▶ **WHAT IS NEEDED**: Narrow the data below down to the lines containing "name".

+-------+

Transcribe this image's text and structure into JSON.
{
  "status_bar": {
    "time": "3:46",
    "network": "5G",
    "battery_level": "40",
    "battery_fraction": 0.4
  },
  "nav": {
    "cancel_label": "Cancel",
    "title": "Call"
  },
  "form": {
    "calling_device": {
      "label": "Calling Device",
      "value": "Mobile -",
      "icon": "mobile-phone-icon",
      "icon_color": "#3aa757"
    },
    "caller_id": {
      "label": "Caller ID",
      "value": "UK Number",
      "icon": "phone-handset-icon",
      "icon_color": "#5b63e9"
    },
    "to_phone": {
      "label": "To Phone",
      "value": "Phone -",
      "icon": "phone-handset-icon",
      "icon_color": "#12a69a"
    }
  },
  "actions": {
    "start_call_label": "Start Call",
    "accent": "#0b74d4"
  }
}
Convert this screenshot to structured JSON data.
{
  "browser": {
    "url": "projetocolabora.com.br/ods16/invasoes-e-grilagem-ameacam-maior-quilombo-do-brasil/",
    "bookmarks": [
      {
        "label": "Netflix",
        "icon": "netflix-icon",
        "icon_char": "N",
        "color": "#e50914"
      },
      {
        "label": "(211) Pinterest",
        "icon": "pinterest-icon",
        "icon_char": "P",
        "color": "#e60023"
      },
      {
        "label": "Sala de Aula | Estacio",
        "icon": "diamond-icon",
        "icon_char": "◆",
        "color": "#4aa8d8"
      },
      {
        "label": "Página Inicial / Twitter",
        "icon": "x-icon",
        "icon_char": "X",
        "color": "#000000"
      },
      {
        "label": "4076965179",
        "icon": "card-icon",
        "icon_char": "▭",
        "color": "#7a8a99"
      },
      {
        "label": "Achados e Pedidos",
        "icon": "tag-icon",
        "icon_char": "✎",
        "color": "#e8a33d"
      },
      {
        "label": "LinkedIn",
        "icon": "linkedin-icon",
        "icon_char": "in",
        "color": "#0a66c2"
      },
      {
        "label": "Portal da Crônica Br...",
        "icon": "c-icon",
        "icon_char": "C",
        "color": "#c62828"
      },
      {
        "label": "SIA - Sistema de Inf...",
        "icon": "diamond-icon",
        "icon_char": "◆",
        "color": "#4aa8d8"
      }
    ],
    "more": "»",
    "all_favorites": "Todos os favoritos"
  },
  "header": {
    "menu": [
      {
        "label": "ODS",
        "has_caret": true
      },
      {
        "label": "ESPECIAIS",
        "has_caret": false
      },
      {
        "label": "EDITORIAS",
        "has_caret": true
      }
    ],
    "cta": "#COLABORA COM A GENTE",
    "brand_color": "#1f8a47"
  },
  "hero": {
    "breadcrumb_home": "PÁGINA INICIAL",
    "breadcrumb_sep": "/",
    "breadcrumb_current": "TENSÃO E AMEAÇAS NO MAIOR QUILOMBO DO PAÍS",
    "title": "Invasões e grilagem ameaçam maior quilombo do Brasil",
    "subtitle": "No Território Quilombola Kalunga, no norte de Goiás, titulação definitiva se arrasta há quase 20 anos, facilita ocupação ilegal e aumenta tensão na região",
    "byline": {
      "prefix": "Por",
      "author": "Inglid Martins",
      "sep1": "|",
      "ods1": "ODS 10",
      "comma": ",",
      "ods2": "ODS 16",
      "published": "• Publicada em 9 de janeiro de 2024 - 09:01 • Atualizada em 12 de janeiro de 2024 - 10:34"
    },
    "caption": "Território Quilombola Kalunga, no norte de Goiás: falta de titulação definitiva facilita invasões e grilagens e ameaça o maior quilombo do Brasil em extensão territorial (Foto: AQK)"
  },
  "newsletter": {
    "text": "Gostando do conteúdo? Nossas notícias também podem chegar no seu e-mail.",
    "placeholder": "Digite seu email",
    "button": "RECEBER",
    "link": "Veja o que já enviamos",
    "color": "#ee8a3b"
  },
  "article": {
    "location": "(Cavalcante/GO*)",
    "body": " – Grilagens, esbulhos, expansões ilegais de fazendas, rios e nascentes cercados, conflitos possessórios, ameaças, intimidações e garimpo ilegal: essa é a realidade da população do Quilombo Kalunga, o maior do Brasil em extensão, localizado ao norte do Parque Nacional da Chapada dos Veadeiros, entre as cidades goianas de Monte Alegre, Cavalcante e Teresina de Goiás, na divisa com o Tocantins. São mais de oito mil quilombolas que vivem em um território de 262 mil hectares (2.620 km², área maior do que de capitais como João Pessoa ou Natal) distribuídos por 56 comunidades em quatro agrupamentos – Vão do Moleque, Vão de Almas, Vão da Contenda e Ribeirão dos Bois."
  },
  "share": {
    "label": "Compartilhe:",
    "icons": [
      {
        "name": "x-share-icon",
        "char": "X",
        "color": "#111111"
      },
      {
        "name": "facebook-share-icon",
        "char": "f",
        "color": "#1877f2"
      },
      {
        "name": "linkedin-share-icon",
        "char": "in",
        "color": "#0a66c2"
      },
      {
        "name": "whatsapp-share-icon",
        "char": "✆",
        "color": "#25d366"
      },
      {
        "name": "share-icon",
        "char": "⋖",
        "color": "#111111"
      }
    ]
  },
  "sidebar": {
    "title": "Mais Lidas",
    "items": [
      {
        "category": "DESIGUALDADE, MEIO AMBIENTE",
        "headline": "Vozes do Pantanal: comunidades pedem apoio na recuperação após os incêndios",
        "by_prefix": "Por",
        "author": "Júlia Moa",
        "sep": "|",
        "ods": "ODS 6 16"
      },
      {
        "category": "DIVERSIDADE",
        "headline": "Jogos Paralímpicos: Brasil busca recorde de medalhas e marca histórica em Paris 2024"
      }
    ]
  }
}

+-------+

▶ **EXERCISE ANSWER**:
        "name": "x-share-icon",
        "name": "facebook-share-icon",
        "name": "linkedin-share-icon",
        "name": "whatsapp-share-icon",
        "name": "share-icon",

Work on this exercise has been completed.